Description of the task> Copy everything in the data below exactly except the pictures.

Supplied data>
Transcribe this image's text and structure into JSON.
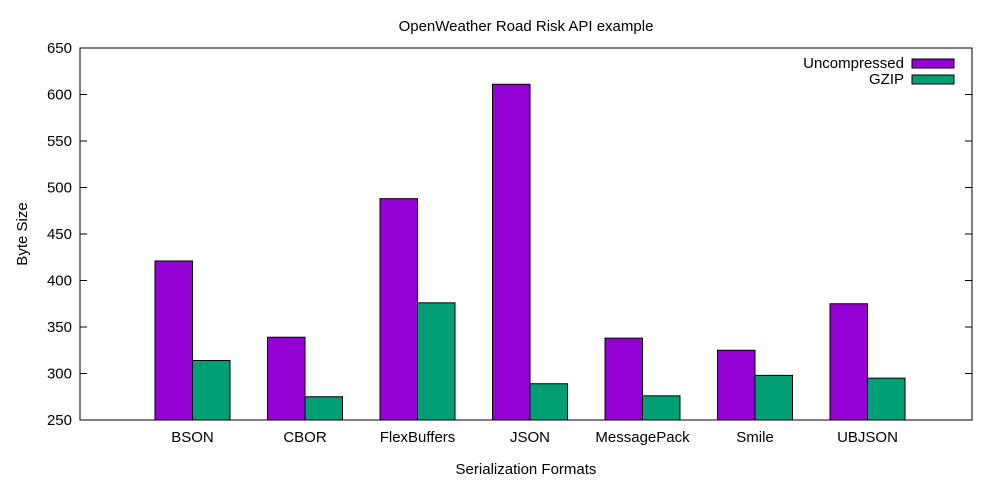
{
  "chart_data": {
    "type": "bar",
    "title": "OpenWeather Road Risk API example",
    "xlabel": "Serialization Formats",
    "ylabel": "Byte Size",
    "ylim": [
      250,
      650
    ],
    "yticks": [
      250,
      300,
      350,
      400,
      450,
      500,
      550,
      600,
      650
    ],
    "grid": false,
    "legend_position": "top-right",
    "categories": [
      "BSON",
      "CBOR",
      "FlexBuffers",
      "JSON",
      "MessagePack",
      "Smile",
      "UBJSON"
    ],
    "series": [
      {
        "name": "Uncompressed",
        "color": "#9400d3",
        "values": [
          421,
          339,
          488,
          611,
          338,
          325,
          375
        ]
      },
      {
        "name": "GZIP",
        "color": "#009e73",
        "values": [
          314,
          275,
          376,
          289,
          276,
          298,
          295
        ]
      }
    ]
  }
}
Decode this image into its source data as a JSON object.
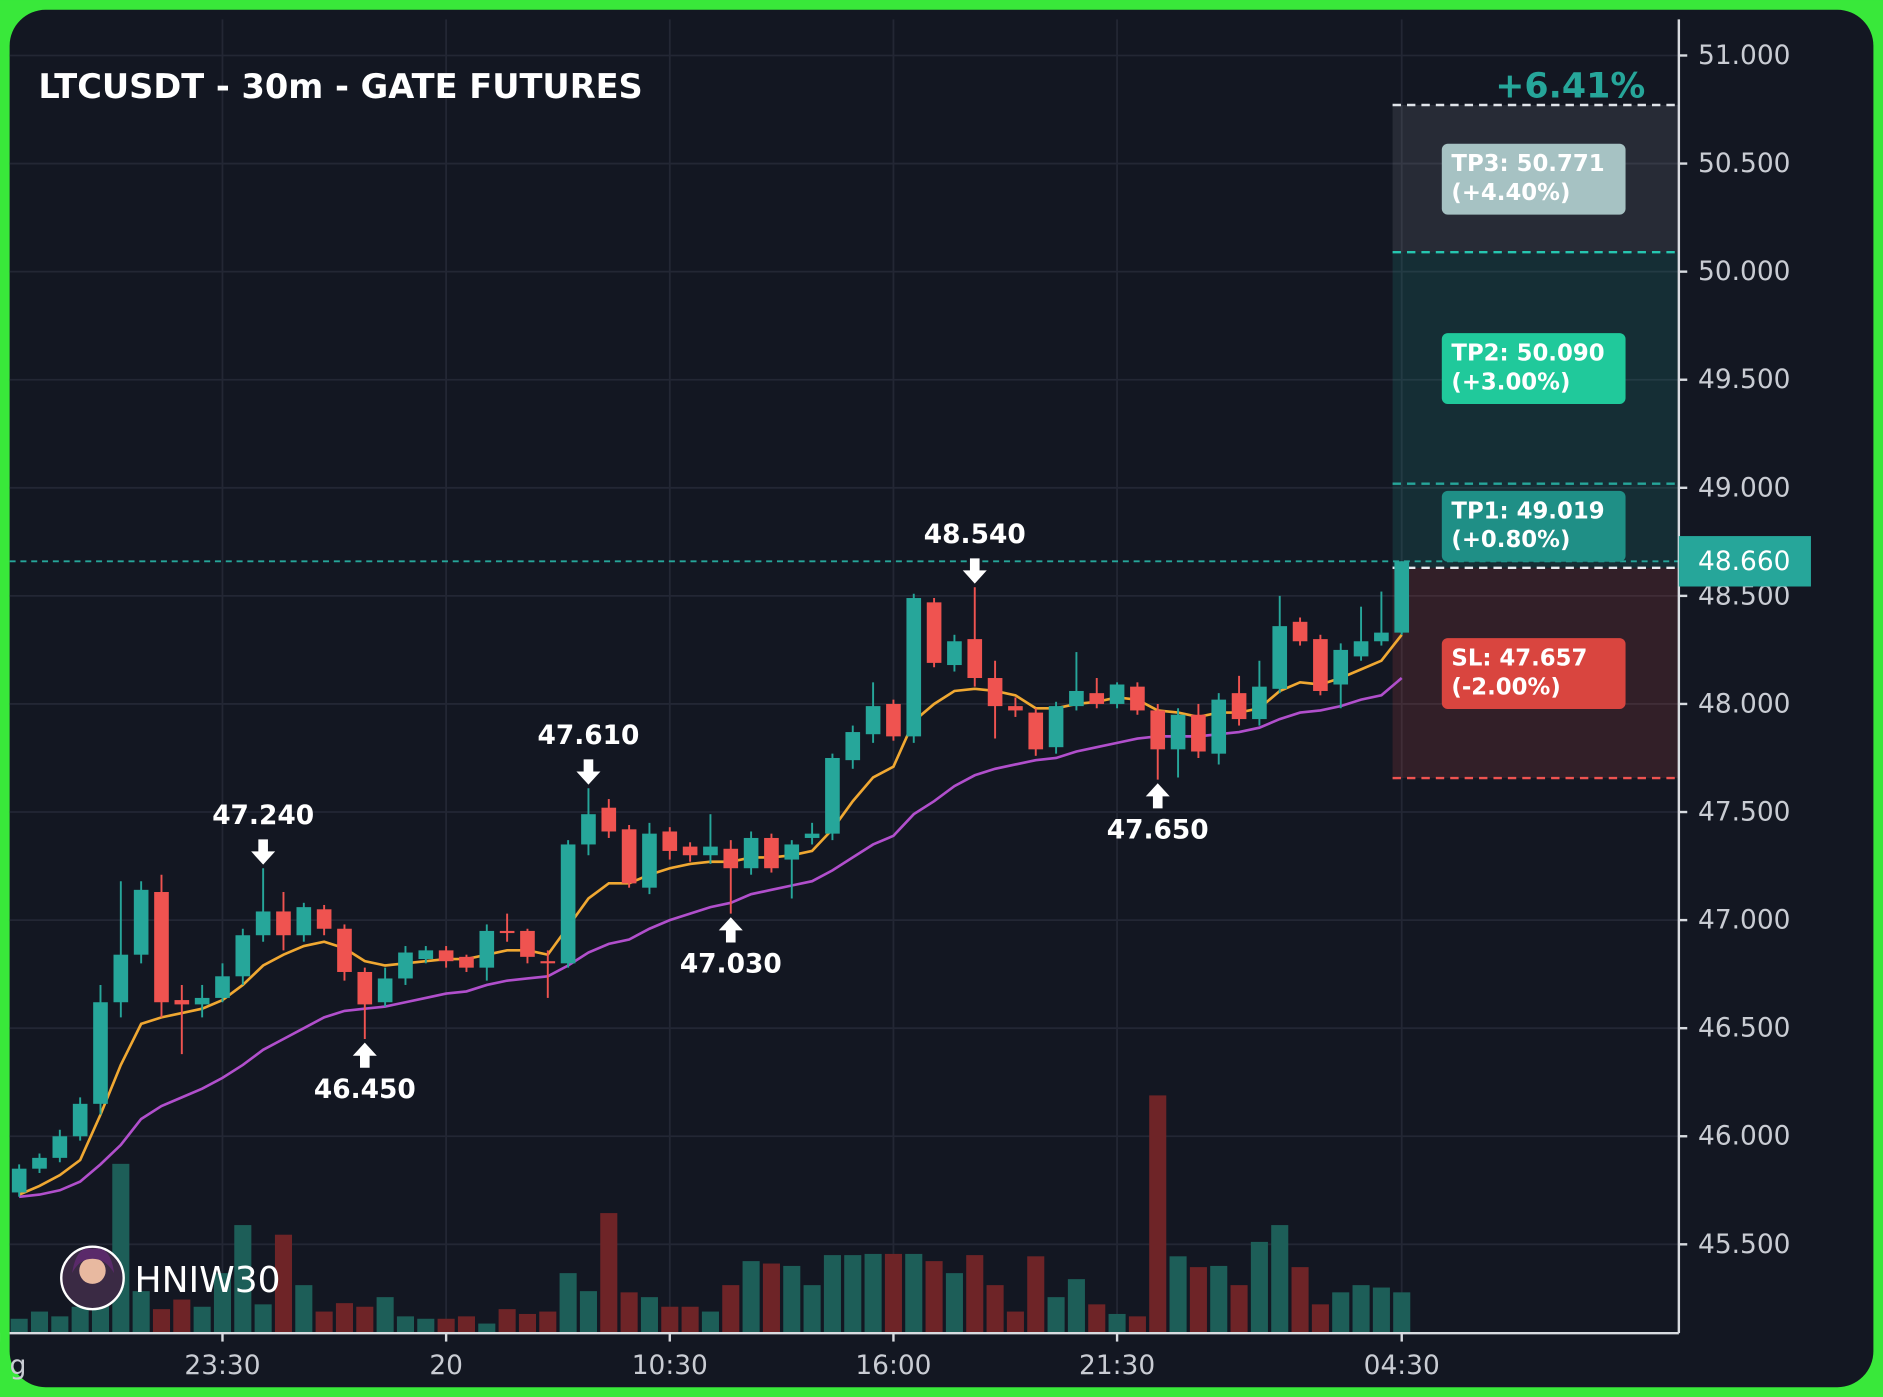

Task solution>
Transcribe this image's text and structure into JSON.
{
  "chart_data": {
    "type": "bar",
    "title": "OpenWeather Road Risk API example",
    "xlabel": "Serialization Formats",
    "ylabel": "Byte Size",
    "ylim": [
      250,
      650
    ],
    "yticks": [
      250,
      300,
      350,
      400,
      450,
      500,
      550,
      600,
      650
    ],
    "grid": false,
    "legend_position": "top-right",
    "categories": [
      "BSON",
      "CBOR",
      "FlexBuffers",
      "JSON",
      "MessagePack",
      "Smile",
      "UBJSON"
    ],
    "series": [
      {
        "name": "Uncompressed",
        "color": "#9400d3",
        "values": [
          421,
          339,
          488,
          611,
          338,
          325,
          375
        ]
      },
      {
        "name": "GZIP",
        "color": "#009e73",
        "values": [
          314,
          275,
          376,
          289,
          276,
          298,
          295
        ]
      }
    ]
  }
}
Decode this image into its source data as a JSON object.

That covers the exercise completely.